--- Begin Material ---

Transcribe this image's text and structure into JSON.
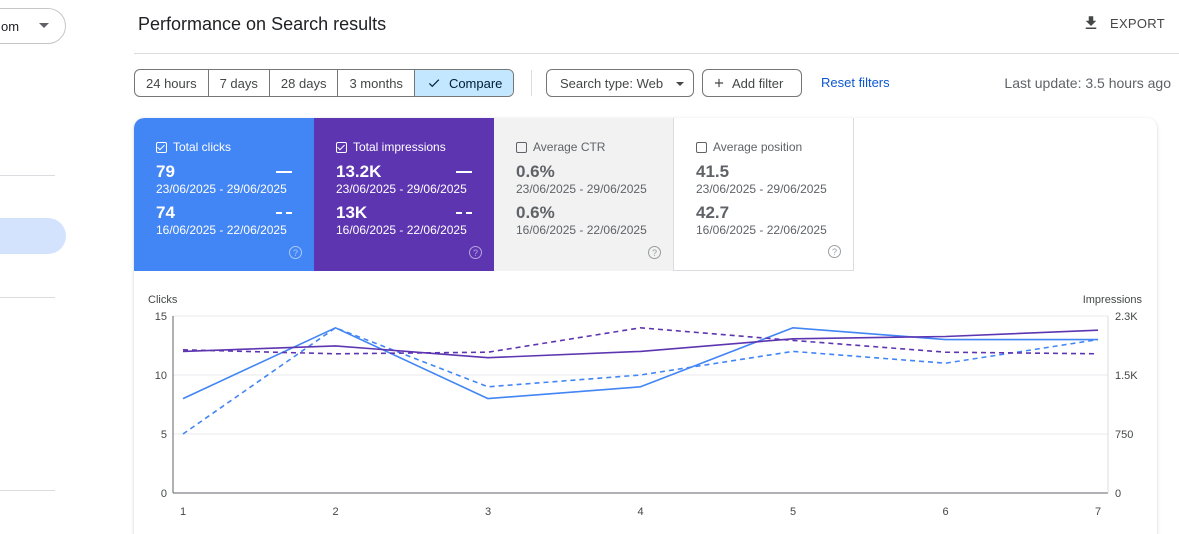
{
  "sidebar": {
    "property_label": "om"
  },
  "header": {
    "title": "Performance on Search results",
    "export_label": "EXPORT"
  },
  "filters": {
    "date_options": [
      "24 hours",
      "7 days",
      "28 days",
      "3 months",
      "Compare"
    ],
    "selected_date_option": "Compare",
    "search_type": "Search type: Web",
    "add_filter": "Add filter",
    "reset": "Reset filters",
    "last_update": "Last update: 3.5 hours ago"
  },
  "metrics": [
    {
      "label": "Total clicks",
      "checked": true,
      "value_current": "79",
      "range_current": "23/06/2025 - 29/06/2025",
      "value_previous": "74",
      "range_previous": "16/06/2025 - 22/06/2025",
      "color": "#4285f4"
    },
    {
      "label": "Total impressions",
      "checked": true,
      "value_current": "13.2K",
      "range_current": "23/06/2025 - 29/06/2025",
      "value_previous": "13K",
      "range_previous": "16/06/2025 - 22/06/2025",
      "color": "#5e35b1"
    },
    {
      "label": "Average CTR",
      "checked": false,
      "value_current": "0.6%",
      "range_current": "23/06/2025 - 29/06/2025",
      "value_previous": "0.6%",
      "range_previous": "16/06/2025 - 22/06/2025",
      "color": "#f2f2f2"
    },
    {
      "label": "Average position",
      "checked": false,
      "value_current": "41.5",
      "range_current": "23/06/2025 - 29/06/2025",
      "value_previous": "42.7",
      "range_previous": "16/06/2025 - 22/06/2025",
      "color": "#ffffff"
    }
  ],
  "chart_data": {
    "type": "line",
    "x": [
      1,
      2,
      3,
      4,
      5,
      6,
      7
    ],
    "left_axis": {
      "label": "Clicks",
      "ticks": [
        "0",
        "5",
        "10",
        "15"
      ],
      "range": [
        0,
        15
      ]
    },
    "right_axis": {
      "label": "Impressions",
      "ticks": [
        "0",
        "750",
        "1.5K",
        "2.3K"
      ],
      "range": [
        0,
        2250
      ]
    },
    "series": [
      {
        "metric": "Clicks",
        "period": "current",
        "axis": "left",
        "style": "solid",
        "color": "#4285f4",
        "values": [
          8,
          14,
          8,
          9,
          14,
          13,
          13
        ]
      },
      {
        "metric": "Clicks",
        "period": "previous",
        "axis": "left",
        "style": "dashed",
        "color": "#4285f4",
        "values": [
          5,
          14,
          9,
          10,
          12,
          11,
          13
        ]
      },
      {
        "metric": "Impressions",
        "period": "current",
        "axis": "right",
        "style": "solid",
        "color": "#5e35b1",
        "values": [
          1800,
          1870,
          1720,
          1800,
          1960,
          1990,
          2070
        ]
      },
      {
        "metric": "Impressions",
        "period": "previous",
        "axis": "right",
        "style": "dashed",
        "color": "#5e35b1",
        "values": [
          1820,
          1770,
          1790,
          2100,
          1940,
          1790,
          1770
        ]
      }
    ],
    "grid": true,
    "legend": "none"
  }
}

--- End Material ---

_Description of the task_. Repeat the material above verbatim. Leave the pictures behind.

_Exercise output_.
Transcribe this image's text and structure into JSON.
{
  "sidebar": {
    "property_label": "om"
  },
  "header": {
    "title": "Performance on Search results",
    "export_label": "EXPORT"
  },
  "filters": {
    "date_options": [
      "24 hours",
      "7 days",
      "28 days",
      "3 months",
      "Compare"
    ],
    "selected_date_option": "Compare",
    "search_type": "Search type: Web",
    "add_filter": "Add filter",
    "reset": "Reset filters",
    "last_update": "Last update: 3.5 hours ago"
  },
  "metrics": [
    {
      "label": "Total clicks",
      "checked": true,
      "value_current": "79",
      "range_current": "23/06/2025 - 29/06/2025",
      "value_previous": "74",
      "range_previous": "16/06/2025 - 22/06/2025",
      "color": "#4285f4"
    },
    {
      "label": "Total impressions",
      "checked": true,
      "value_current": "13.2K",
      "range_current": "23/06/2025 - 29/06/2025",
      "value_previous": "13K",
      "range_previous": "16/06/2025 - 22/06/2025",
      "color": "#5e35b1"
    },
    {
      "label": "Average CTR",
      "checked": false,
      "value_current": "0.6%",
      "range_current": "23/06/2025 - 29/06/2025",
      "value_previous": "0.6%",
      "range_previous": "16/06/2025 - 22/06/2025",
      "color": "#f2f2f2"
    },
    {
      "label": "Average position",
      "checked": false,
      "value_current": "41.5",
      "range_current": "23/06/2025 - 29/06/2025",
      "value_previous": "42.7",
      "range_previous": "16/06/2025 - 22/06/2025",
      "color": "#ffffff"
    }
  ],
  "chart_data": {
    "type": "line",
    "x": [
      1,
      2,
      3,
      4,
      5,
      6,
      7
    ],
    "left_axis": {
      "label": "Clicks",
      "ticks": [
        "0",
        "5",
        "10",
        "15"
      ],
      "range": [
        0,
        15
      ]
    },
    "right_axis": {
      "label": "Impressions",
      "ticks": [
        "0",
        "750",
        "1.5K",
        "2.3K"
      ],
      "range": [
        0,
        2250
      ]
    },
    "series": [
      {
        "metric": "Clicks",
        "period": "current",
        "axis": "left",
        "style": "solid",
        "color": "#4285f4",
        "values": [
          8,
          14,
          8,
          9,
          14,
          13,
          13
        ]
      },
      {
        "metric": "Clicks",
        "period": "previous",
        "axis": "left",
        "style": "dashed",
        "color": "#4285f4",
        "values": [
          5,
          14,
          9,
          10,
          12,
          11,
          13
        ]
      },
      {
        "metric": "Impressions",
        "period": "current",
        "axis": "right",
        "style": "solid",
        "color": "#5e35b1",
        "values": [
          1800,
          1870,
          1720,
          1800,
          1960,
          1990,
          2070
        ]
      },
      {
        "metric": "Impressions",
        "period": "previous",
        "axis": "right",
        "style": "dashed",
        "color": "#5e35b1",
        "values": [
          1820,
          1770,
          1790,
          2100,
          1940,
          1790,
          1770
        ]
      }
    ],
    "grid": true,
    "legend": "none"
  }
}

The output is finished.